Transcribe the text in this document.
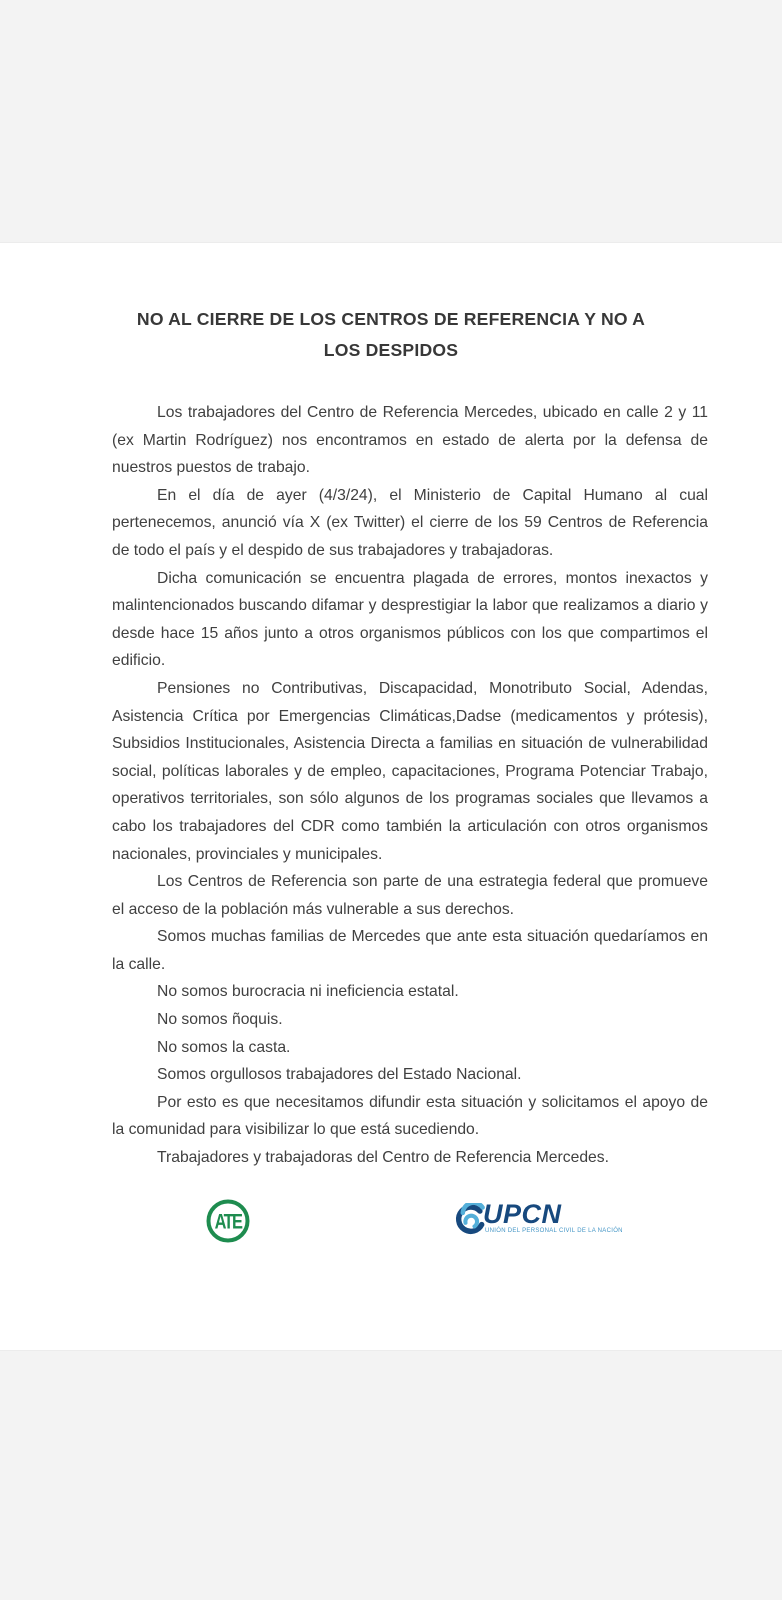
NO AL CIERRE DE LOS CENTROS DE REFERENCIA Y NO A
LOS DESPIDOS

Los trabajadores del Centro de Referencia Mercedes, ubicado en calle 2 y 11 (ex Martin Rodríguez) nos encontramos en estado de alerta por la defensa de nuestros puestos de trabajo.

En el día de ayer (4/3/24), el Ministerio de Capital Humano al cual pertenecemos, anunció vía X (ex Twitter) el cierre de los 59 Centros de Referencia de todo el país y el despido de sus trabajadores y trabajadoras.

Dicha comunicación se encuentra plagada de errores, montos inexactos y malintencionados buscando difamar y desprestigiar la labor que realizamos a diario y desde hace 15 años junto a otros organismos públicos con los que compartimos el edificio.

Pensiones no Contributivas, Discapacidad, Monotributo Social, Adendas, Asistencia Crítica por Emergencias Climáticas,Dadse (medicamentos y prótesis), Subsidios Institucionales, Asistencia Directa a familias en situación de vulnerabilidad social, políticas laborales y de empleo, capacitaciones, Programa Potenciar Trabajo, operativos territoriales, son sólo algunos de los programas sociales que llevamos a cabo los trabajadores del CDR como también la articulación con otros organismos nacionales, provinciales y municipales.

Los Centros de Referencia son parte de una estrategia federal que promueve el acceso de la población más vulnerable a sus derechos.

Somos muchas familias de Mercedes que ante esta situación quedaríamos en la calle.

No somos burocracia ni ineficiencia estatal.

No somos ñoquis.

No somos la casta.

Somos orgullosos trabajadores del Estado Nacional.

Por esto es que necesitamos difundir esta situación y solicitamos el apoyo de la comunidad para visibilizar lo que está sucediendo.

Trabajadores y trabajadoras del Centro de Referencia Mercedes.

ATE	UPCN
UNIÓN DEL PERSONAL CIVIL DE LA NACIÓN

++++++++++

WHAT IS EXPECTED:
In the material above, show every line where the word "trabajadoras" turns up.

SOLUTION TO THE PROBLEM:
En el día de ayer (4/3/24), el Ministerio de Capital Humano al cual pertenecemos, anunció vía X (ex Twitter) el cierre de los 59 Centros de Referencia de todo el país y el despido de sus trabajadores y trabajadoras.
Trabajadores y trabajadoras del Centro de Referencia Mercedes.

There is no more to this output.